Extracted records
/---
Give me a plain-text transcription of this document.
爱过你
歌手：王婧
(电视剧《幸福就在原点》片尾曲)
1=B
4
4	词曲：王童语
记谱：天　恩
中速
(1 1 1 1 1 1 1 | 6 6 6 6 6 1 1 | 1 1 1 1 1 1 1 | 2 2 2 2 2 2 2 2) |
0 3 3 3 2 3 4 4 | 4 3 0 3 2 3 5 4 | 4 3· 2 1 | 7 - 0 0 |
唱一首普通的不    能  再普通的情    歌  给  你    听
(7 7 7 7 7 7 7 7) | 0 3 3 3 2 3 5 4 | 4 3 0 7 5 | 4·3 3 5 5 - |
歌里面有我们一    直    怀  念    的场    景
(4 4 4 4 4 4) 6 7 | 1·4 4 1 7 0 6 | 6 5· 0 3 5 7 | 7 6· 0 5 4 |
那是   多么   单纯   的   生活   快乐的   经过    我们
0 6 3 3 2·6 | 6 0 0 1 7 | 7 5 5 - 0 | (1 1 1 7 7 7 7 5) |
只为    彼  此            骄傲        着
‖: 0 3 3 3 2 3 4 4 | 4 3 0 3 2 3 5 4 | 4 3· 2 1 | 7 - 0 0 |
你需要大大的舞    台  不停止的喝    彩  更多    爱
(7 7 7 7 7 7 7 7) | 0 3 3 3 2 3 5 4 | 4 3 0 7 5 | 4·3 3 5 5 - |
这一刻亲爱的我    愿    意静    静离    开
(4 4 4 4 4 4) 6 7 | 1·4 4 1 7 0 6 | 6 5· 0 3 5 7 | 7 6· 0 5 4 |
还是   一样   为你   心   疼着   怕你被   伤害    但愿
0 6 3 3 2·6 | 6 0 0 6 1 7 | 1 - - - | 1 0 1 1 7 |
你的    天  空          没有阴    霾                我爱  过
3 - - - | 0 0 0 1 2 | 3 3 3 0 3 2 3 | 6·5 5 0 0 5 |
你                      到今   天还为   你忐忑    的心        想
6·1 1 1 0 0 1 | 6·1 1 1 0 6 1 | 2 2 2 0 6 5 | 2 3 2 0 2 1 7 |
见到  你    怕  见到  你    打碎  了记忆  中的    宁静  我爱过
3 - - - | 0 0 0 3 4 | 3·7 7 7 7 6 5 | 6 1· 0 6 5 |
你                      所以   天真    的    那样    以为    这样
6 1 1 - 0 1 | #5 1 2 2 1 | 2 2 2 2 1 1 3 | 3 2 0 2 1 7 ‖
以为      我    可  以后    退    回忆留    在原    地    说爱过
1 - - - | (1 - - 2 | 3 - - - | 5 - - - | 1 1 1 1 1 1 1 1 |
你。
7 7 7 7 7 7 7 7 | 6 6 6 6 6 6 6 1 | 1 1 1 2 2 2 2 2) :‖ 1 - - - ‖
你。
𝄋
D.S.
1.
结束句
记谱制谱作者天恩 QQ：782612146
\---
• **Exercise objective**: Print all the data exactly.

• **Solution for this problem**:
Give me a plain-text transcription of this document.
爱过你
歌手：王婧
(电视剧《幸福就在原点》片尾曲)
1=B
4
4	词曲：王童语
记谱：天　恩
中速
(1 1 1 1 1 1 1 | 6 6 6 6 6 1 1 | 1 1 1 1 1 1 1 | 2 2 2 2 2 2 2 2) |
0 3 3 3 2 3 4 4 | 4 3 0 3 2 3 5 4 | 4 3· 2 1 | 7 - 0 0 |
唱一首普通的不    能  再普通的情    歌  给  你    听
(7 7 7 7 7 7 7 7) | 0 3 3 3 2 3 5 4 | 4 3 0 7 5 | 4·3 3 5 5 - |
歌里面有我们一    直    怀  念    的场    景
(4 4 4 4 4 4) 6 7 | 1·4 4 1 7 0 6 | 6 5· 0 3 5 7 | 7 6· 0 5 4 |
那是   多么   单纯   的   生活   快乐的   经过    我们
0 6 3 3 2·6 | 6 0 0 1 7 | 7 5 5 - 0 | (1 1 1 7 7 7 7 5) |
只为    彼  此            骄傲        着
‖: 0 3 3 3 2 3 4 4 | 4 3 0 3 2 3 5 4 | 4 3· 2 1 | 7 - 0 0 |
你需要大大的舞    台  不停止的喝    彩  更多    爱
(7 7 7 7 7 7 7 7) | 0 3 3 3 2 3 5 4 | 4 3 0 7 5 | 4·3 3 5 5 - |
这一刻亲爱的我    愿    意静    静离    开
(4 4 4 4 4 4) 6 7 | 1·4 4 1 7 0 6 | 6 5· 0 3 5 7 | 7 6· 0 5 4 |
还是   一样   为你   心   疼着   怕你被   伤害    但愿
0 6 3 3 2·6 | 6 0 0 6 1 7 | 1 - - - | 1 0 1 1 7 |
你的    天  空          没有阴    霾                我爱  过
3 - - - | 0 0 0 1 2 | 3 3 3 0 3 2 3 | 6·5 5 0 0 5 |
你                      到今   天还为   你忐忑    的心        想
6·1 1 1 0 0 1 | 6·1 1 1 0 6 1 | 2 2 2 0 6 5 | 2 3 2 0 2 1 7 |
见到  你    怕  见到  你    打碎  了记忆  中的    宁静  我爱过
3 - - - | 0 0 0 3 4 | 3·7 7 7 7 6 5 | 6 1· 0 6 5 |
你                      所以   天真    的    那样    以为    这样
6 1 1 - 0 1 | #5 1 2 2 1 | 2 2 2 2 1 1 3 | 3 2 0 2 1 7 ‖
以为      我    可  以后    退    回忆留    在原    地    说爱过
1 - - - | (1 - - 2 | 3 - - - | 5 - - - | 1 1 1 1 1 1 1 1 |
你。
7 7 7 7 7 7 7 7 | 6 6 6 6 6 6 6 1 | 1 1 1 2 2 2 2 2) :‖ 1 - - - ‖
你。
𝄋
D.S.
1.
结束句
记谱制谱作者天恩 QQ：782612146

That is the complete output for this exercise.